#### Entries supplied ####

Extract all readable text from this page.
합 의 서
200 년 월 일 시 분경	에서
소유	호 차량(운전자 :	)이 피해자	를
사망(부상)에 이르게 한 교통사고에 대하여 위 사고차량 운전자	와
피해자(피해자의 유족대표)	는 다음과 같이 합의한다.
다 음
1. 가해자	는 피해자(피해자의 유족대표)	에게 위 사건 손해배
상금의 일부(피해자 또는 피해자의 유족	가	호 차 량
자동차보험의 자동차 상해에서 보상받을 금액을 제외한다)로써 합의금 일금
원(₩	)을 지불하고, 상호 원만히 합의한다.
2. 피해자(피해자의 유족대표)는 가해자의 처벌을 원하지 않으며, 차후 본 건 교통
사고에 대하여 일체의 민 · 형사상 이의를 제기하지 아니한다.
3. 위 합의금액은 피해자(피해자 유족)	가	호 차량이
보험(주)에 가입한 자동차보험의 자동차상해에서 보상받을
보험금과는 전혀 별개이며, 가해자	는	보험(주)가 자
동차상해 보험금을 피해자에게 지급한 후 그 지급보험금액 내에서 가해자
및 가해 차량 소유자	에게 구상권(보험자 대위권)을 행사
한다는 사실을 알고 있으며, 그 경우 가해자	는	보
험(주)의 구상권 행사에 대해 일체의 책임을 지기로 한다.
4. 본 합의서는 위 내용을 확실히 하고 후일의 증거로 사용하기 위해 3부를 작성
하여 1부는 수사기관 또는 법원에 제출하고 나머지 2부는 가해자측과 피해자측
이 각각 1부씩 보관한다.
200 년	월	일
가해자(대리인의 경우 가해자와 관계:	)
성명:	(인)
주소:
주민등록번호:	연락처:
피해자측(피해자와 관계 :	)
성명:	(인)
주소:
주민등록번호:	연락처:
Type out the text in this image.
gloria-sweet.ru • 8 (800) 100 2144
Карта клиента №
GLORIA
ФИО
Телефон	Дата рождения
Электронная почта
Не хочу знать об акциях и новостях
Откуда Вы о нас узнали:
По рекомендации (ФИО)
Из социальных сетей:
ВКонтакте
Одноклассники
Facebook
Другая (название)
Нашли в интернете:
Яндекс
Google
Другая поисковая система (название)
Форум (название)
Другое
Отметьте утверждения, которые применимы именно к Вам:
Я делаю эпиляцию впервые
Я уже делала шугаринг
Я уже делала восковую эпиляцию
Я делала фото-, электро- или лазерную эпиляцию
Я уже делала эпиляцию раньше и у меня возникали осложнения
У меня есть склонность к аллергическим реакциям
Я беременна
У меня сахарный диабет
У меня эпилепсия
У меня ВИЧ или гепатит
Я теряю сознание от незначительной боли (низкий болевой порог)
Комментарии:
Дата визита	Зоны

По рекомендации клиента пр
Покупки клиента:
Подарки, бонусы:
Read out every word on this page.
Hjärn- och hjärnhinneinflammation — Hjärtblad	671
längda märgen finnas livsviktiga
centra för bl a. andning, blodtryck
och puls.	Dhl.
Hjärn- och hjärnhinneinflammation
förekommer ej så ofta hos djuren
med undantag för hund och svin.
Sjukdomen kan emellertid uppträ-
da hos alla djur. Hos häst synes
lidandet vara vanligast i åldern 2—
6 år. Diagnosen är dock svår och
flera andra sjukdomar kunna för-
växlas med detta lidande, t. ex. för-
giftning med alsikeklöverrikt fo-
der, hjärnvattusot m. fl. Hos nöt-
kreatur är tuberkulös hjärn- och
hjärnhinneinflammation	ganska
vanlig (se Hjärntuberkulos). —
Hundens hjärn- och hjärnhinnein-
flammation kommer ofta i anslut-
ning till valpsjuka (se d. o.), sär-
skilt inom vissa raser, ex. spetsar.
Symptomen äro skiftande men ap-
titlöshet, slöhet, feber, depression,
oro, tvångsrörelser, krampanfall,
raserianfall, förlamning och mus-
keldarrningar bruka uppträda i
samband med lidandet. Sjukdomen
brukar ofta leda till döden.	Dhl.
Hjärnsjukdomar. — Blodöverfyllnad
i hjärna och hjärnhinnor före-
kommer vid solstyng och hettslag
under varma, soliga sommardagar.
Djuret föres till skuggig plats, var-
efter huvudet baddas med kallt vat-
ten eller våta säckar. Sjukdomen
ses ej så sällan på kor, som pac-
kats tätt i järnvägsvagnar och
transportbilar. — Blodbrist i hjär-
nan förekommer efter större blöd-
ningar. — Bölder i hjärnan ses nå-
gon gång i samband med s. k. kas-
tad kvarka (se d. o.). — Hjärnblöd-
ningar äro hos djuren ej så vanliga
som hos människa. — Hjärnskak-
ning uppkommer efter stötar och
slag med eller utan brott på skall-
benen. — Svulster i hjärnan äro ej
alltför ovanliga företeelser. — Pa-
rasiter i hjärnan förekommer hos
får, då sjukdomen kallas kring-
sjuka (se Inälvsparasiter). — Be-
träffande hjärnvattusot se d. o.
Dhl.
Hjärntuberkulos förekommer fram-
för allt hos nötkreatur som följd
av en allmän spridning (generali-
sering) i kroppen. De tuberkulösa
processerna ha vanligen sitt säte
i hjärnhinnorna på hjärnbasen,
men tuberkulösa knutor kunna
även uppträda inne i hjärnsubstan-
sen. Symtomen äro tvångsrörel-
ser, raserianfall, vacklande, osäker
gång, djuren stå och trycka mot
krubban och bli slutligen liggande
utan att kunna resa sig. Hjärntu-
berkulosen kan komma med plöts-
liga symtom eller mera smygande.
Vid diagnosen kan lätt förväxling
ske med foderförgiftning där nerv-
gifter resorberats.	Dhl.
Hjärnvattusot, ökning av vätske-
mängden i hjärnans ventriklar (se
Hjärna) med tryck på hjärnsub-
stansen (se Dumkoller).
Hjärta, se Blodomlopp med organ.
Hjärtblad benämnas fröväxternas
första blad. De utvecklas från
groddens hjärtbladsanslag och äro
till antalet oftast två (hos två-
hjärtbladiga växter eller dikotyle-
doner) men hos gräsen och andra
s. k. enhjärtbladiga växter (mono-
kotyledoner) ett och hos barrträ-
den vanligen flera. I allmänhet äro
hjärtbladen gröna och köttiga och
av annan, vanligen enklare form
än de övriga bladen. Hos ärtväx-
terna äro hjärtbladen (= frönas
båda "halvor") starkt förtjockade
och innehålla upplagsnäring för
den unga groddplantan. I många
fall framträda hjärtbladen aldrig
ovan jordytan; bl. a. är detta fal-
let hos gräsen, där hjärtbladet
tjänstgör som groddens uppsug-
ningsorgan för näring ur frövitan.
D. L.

####

● **Exercise details**: Working from the entries above, return all lines that contain "клиента".

● **Result of this exercise**:
Карта клиента №
По рекомендации клиента пр
Покупки клиента:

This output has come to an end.